**Stated exercise**: Select all lines in the records that include "який".

**Materials provided**:
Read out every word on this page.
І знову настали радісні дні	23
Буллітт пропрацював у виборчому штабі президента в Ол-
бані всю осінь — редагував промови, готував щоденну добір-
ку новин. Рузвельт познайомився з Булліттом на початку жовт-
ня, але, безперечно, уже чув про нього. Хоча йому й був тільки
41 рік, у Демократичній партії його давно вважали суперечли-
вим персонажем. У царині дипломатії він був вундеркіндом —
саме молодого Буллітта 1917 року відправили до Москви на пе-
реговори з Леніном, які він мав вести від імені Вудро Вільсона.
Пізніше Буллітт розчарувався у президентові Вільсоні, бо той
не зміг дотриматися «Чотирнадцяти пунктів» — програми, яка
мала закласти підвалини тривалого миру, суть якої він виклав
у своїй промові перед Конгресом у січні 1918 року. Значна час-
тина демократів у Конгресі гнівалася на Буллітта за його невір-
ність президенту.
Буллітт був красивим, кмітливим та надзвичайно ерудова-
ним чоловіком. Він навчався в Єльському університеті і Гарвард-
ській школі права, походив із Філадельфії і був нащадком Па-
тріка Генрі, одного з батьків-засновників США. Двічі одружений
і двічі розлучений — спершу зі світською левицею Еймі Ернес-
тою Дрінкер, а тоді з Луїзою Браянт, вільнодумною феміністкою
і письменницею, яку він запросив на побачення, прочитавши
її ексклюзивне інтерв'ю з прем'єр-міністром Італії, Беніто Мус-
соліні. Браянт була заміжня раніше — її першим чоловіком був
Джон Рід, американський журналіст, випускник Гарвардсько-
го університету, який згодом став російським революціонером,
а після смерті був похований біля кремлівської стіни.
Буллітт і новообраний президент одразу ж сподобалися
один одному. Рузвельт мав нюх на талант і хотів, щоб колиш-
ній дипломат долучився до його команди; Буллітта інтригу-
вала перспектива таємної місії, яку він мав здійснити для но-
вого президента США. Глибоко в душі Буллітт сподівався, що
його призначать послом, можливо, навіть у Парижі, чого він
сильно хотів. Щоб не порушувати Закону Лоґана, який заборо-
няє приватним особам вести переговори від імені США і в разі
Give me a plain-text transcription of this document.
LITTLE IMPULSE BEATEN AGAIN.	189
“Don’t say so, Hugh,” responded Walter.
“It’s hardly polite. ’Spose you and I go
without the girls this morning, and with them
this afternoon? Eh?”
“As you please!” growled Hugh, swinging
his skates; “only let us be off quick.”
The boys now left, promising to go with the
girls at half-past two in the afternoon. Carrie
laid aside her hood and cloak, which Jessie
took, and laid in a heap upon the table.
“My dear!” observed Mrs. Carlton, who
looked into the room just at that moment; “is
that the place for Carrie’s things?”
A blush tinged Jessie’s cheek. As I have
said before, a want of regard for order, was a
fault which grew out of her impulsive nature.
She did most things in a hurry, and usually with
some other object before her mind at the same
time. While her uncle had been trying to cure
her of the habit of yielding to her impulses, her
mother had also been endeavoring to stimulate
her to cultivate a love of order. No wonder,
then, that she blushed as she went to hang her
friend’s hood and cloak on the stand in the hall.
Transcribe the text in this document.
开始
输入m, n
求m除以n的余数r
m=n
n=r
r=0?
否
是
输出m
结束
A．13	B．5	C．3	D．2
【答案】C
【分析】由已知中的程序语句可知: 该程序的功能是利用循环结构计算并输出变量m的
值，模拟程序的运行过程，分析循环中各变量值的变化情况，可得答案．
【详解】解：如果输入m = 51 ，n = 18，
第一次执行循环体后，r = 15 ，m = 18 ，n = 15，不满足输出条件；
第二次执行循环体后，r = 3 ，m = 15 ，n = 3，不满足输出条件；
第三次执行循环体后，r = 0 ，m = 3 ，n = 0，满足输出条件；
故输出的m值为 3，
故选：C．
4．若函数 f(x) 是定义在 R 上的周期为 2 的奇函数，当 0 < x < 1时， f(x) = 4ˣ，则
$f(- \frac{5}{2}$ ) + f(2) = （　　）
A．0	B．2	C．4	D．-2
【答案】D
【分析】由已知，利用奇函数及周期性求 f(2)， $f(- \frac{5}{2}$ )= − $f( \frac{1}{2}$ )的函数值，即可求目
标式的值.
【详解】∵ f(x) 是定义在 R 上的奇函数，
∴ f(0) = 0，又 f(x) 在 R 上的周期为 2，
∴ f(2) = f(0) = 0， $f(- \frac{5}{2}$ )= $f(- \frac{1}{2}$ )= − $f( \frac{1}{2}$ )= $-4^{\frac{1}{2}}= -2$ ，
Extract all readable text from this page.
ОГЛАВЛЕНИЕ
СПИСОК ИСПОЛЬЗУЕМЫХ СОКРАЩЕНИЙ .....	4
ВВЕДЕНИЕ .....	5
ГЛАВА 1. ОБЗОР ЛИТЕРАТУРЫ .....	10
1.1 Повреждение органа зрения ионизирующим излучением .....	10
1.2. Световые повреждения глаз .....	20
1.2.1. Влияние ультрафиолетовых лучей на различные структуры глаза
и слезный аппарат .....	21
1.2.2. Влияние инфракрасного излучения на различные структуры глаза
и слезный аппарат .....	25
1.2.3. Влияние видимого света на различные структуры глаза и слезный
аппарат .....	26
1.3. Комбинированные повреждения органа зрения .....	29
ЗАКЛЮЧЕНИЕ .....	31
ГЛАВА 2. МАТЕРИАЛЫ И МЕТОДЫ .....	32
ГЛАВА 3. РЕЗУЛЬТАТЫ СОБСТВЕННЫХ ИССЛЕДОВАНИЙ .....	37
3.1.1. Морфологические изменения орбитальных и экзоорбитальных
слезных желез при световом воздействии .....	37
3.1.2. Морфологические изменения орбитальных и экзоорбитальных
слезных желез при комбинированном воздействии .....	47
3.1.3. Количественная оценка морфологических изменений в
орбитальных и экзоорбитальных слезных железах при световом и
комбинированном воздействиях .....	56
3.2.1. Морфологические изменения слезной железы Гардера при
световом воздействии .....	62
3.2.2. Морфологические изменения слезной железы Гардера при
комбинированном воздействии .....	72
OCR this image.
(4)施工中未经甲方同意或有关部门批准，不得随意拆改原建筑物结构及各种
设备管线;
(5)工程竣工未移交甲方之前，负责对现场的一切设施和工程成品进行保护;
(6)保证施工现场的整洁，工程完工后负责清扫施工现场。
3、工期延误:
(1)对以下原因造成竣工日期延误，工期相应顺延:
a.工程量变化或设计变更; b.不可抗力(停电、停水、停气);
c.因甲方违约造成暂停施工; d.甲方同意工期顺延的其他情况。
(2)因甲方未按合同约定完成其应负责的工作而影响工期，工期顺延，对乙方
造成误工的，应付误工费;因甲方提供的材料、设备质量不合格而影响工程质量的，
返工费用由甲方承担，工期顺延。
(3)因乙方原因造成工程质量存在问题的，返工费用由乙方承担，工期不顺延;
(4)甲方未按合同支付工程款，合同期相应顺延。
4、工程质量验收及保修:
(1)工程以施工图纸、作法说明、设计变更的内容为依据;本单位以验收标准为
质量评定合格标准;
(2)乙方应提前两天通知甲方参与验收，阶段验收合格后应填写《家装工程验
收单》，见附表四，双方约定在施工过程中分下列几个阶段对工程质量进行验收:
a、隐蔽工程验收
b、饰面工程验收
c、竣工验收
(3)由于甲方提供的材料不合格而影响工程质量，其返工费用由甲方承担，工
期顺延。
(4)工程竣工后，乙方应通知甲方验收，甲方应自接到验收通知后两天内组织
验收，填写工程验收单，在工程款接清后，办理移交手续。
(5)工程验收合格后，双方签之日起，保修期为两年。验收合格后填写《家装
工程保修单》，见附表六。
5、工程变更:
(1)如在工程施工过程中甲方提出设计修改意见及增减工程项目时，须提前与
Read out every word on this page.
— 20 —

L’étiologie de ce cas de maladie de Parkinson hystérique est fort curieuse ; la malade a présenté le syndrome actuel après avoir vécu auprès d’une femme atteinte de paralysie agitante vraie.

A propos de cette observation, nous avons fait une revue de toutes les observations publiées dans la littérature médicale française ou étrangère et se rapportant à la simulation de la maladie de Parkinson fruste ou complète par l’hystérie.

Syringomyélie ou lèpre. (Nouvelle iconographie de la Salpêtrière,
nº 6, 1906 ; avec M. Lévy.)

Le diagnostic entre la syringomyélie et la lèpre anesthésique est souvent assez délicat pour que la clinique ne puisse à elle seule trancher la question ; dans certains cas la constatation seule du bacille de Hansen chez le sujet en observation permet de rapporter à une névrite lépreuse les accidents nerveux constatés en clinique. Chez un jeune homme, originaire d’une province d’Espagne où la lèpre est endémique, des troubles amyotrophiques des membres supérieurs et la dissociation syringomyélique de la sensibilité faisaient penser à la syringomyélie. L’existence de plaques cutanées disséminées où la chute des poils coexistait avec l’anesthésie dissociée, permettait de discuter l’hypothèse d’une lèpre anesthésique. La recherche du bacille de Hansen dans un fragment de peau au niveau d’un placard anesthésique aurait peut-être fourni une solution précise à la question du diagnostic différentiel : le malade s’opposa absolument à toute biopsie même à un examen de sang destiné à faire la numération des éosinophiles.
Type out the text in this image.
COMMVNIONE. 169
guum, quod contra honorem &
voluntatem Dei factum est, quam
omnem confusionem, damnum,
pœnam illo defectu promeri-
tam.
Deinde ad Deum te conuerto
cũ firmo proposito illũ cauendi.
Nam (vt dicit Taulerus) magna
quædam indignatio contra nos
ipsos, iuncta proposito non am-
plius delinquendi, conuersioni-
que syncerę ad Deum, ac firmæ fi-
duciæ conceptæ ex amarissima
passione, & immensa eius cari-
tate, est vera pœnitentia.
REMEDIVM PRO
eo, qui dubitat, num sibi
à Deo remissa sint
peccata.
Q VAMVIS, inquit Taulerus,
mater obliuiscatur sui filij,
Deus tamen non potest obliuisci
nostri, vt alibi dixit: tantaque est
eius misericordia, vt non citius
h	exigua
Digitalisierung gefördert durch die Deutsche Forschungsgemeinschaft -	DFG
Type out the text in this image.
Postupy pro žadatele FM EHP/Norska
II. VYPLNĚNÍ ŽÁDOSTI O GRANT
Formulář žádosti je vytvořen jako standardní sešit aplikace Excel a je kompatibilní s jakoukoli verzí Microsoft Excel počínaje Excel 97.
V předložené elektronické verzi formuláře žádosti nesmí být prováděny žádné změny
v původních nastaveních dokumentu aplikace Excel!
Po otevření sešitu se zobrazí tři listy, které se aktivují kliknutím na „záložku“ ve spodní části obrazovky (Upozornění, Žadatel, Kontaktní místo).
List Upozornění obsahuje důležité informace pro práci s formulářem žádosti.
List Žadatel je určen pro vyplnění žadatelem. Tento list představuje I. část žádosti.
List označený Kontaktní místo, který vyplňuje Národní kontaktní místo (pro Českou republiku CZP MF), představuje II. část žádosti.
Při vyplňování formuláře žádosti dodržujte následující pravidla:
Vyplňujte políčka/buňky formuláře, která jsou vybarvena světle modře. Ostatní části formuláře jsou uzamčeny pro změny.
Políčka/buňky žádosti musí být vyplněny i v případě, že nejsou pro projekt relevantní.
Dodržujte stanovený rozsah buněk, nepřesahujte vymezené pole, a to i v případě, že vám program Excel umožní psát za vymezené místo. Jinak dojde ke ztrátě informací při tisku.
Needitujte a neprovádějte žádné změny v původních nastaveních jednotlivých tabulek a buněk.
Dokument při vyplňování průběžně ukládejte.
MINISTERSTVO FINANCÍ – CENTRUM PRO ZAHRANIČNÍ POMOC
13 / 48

**Output below**:
го університету, який згодом став російським революціонером,
сильно хотів. Щоб не порушувати Закону Лоґана, який заборо-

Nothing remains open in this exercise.